#### TO DO:
How many lines of the data include the string "ylabel"? State the number and nothing else.

------ MATERIAL PROVIDED ------

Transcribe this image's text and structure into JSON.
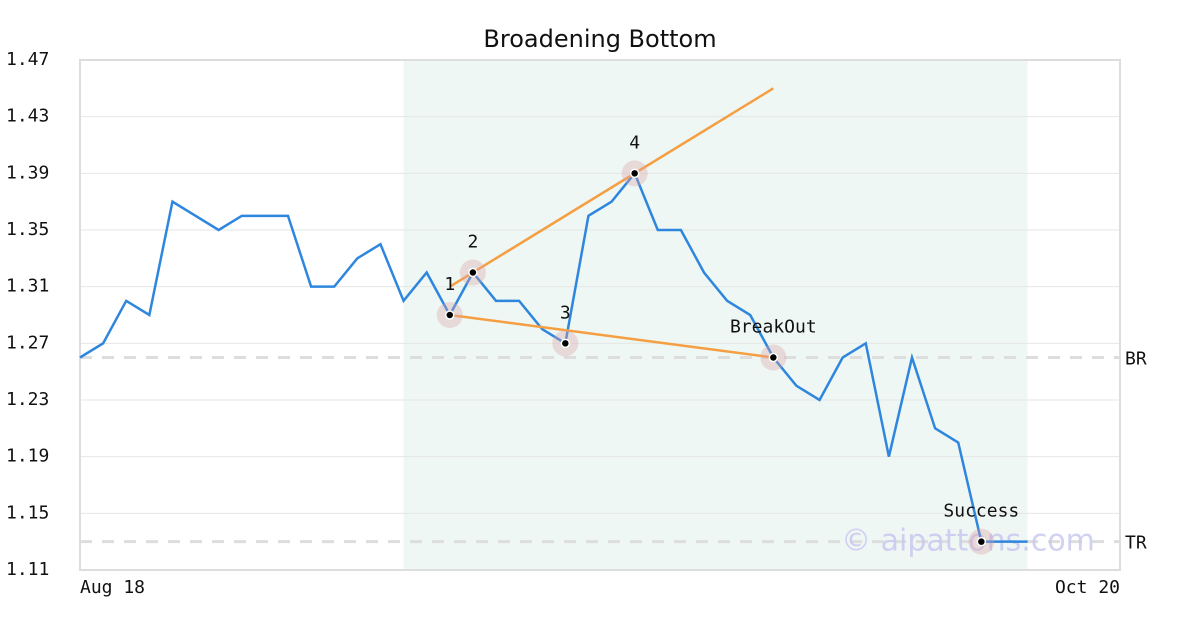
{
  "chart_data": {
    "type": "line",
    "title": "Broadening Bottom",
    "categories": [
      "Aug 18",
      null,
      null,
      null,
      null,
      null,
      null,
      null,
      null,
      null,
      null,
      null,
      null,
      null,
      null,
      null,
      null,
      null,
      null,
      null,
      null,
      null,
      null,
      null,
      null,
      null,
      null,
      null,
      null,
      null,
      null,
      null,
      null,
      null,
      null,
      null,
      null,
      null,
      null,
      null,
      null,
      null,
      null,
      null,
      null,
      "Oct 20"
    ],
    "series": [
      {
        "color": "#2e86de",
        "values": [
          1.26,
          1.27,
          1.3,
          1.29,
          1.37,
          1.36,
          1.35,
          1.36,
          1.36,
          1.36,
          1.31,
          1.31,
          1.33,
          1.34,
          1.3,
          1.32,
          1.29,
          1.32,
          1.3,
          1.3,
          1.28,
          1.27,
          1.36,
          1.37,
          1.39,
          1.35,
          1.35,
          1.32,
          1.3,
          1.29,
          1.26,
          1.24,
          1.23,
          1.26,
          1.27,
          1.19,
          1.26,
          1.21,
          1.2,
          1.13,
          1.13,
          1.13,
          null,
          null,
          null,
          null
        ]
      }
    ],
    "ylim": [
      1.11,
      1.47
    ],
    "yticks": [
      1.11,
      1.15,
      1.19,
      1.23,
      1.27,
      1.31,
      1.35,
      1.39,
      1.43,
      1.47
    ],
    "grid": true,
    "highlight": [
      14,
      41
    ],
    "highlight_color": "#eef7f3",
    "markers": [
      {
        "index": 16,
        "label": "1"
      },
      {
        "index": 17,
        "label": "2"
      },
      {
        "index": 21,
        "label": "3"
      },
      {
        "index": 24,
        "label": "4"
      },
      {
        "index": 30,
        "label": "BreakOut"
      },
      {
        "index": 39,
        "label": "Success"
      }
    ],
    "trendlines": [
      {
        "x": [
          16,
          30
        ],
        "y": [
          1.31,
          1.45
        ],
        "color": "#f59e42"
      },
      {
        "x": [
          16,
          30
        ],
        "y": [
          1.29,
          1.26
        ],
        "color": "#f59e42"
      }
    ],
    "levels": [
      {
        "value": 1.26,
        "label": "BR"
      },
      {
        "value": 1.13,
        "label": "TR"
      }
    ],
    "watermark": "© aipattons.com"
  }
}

------
------ MATERIAL PROVIDED ------

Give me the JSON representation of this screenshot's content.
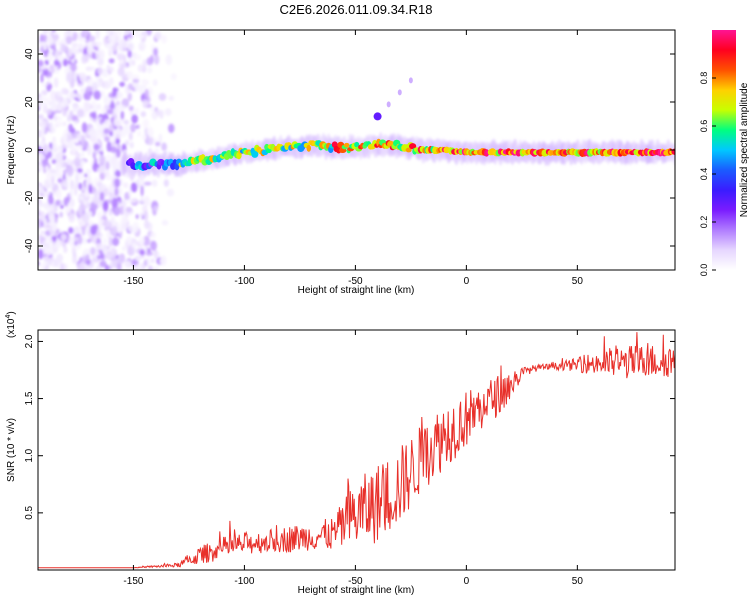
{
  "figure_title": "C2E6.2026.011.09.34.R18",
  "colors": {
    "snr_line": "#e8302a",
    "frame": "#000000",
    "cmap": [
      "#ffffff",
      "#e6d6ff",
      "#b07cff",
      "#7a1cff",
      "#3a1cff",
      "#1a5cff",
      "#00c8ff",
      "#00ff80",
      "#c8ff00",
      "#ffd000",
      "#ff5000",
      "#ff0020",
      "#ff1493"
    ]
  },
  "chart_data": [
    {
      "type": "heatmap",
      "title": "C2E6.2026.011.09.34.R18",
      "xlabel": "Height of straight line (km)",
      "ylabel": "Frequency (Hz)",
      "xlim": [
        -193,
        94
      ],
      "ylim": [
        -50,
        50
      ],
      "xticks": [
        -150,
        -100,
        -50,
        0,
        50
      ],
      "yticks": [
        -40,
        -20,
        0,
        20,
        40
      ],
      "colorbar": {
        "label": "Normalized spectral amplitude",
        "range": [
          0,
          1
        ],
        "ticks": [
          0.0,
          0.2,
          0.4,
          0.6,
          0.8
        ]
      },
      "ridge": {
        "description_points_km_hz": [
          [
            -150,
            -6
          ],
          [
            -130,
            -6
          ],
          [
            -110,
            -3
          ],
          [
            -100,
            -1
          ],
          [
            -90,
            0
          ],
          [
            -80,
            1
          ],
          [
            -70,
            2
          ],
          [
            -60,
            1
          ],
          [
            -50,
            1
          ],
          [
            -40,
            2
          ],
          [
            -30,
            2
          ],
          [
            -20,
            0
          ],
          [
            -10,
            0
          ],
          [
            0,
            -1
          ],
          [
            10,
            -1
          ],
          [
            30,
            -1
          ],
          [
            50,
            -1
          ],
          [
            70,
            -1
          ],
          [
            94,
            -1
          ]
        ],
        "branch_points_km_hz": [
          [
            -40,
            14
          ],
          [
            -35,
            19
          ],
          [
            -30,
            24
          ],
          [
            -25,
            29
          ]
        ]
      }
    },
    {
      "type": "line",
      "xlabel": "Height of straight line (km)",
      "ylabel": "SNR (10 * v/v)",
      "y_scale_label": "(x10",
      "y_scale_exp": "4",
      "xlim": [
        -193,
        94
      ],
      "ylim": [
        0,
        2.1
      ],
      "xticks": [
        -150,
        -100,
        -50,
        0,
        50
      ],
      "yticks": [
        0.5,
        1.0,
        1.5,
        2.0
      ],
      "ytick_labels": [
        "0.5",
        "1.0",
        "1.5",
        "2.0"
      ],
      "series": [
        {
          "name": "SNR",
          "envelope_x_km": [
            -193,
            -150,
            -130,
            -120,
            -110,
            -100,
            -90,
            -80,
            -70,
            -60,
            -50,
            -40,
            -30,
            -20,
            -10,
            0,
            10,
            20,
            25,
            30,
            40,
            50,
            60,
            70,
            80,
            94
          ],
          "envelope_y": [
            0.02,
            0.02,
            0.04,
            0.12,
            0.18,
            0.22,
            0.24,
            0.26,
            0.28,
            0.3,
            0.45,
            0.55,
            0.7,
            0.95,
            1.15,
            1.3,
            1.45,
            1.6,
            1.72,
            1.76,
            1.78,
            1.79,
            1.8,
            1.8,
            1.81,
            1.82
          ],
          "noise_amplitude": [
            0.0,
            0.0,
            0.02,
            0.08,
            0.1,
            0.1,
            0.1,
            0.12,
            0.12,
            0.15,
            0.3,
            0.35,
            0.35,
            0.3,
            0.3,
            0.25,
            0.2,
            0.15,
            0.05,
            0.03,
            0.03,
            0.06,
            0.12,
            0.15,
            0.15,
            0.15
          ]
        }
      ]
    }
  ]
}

------

#### PROBLEM SOLUTION:
2